WRITTEN TASK:
Go through the material and pull out every line with the string "JSON" in it.

---+---

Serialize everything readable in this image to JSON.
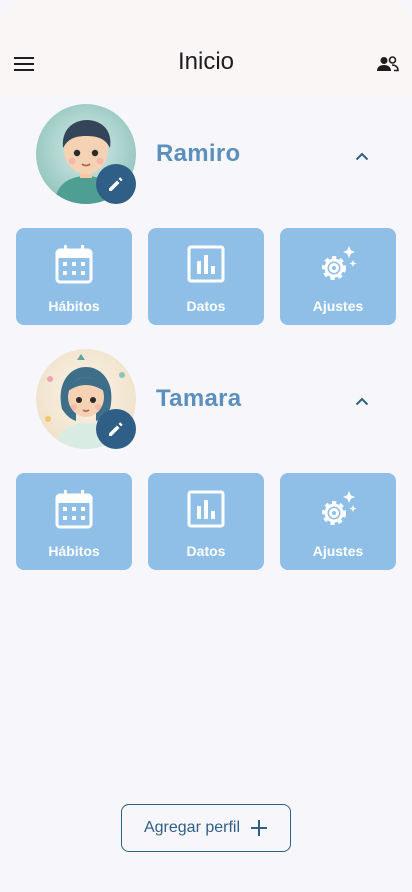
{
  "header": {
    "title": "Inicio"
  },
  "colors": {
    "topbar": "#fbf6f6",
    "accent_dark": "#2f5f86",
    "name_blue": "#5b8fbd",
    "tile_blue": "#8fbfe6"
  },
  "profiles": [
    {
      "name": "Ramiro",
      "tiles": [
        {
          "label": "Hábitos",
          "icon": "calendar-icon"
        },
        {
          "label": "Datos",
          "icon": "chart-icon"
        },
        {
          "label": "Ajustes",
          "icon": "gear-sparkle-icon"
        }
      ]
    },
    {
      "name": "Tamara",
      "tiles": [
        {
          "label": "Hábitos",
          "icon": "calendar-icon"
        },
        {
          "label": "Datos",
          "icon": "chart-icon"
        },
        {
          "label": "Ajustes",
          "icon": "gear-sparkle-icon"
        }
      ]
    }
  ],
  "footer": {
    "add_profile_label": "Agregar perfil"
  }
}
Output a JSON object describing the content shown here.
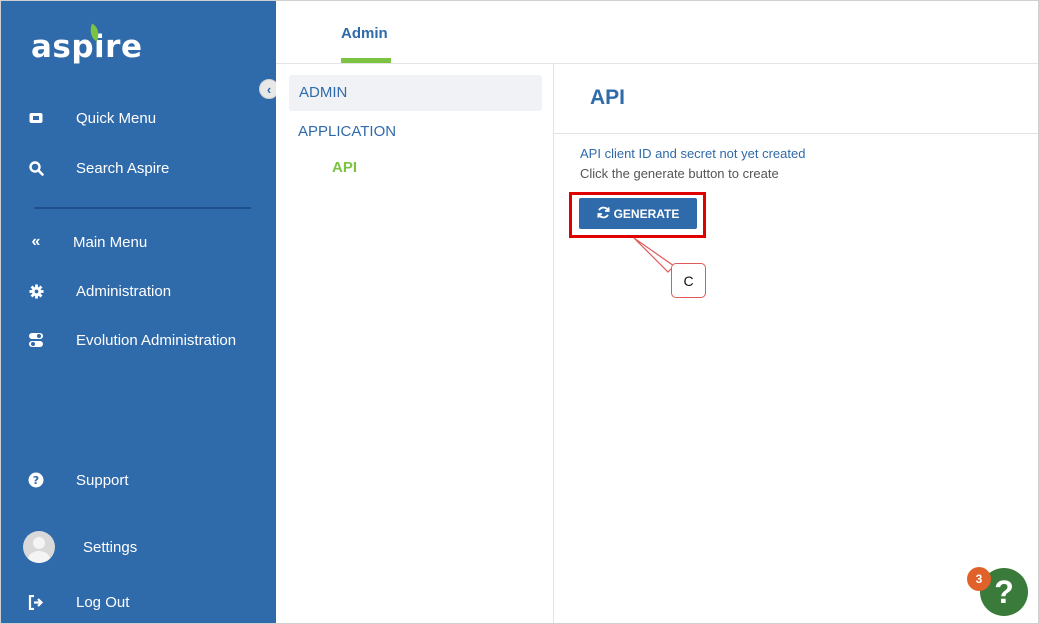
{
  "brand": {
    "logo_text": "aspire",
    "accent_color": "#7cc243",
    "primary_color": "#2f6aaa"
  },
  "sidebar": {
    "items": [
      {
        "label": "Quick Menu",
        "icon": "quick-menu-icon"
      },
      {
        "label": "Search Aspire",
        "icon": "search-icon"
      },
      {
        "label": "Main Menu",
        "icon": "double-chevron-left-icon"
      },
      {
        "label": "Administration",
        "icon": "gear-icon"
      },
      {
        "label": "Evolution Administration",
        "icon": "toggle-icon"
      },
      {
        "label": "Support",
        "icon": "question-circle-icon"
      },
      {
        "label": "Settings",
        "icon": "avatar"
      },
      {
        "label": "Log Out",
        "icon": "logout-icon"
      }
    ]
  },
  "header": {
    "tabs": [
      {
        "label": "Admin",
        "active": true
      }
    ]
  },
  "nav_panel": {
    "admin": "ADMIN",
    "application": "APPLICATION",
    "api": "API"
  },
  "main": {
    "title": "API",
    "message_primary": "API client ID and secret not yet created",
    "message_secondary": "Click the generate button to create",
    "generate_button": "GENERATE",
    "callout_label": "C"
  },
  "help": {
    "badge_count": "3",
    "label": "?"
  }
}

---+---

ANSWER TO THIS TASK:
Serialize everything readable in this image to JSON.
Output a JSON object describing the content shown here.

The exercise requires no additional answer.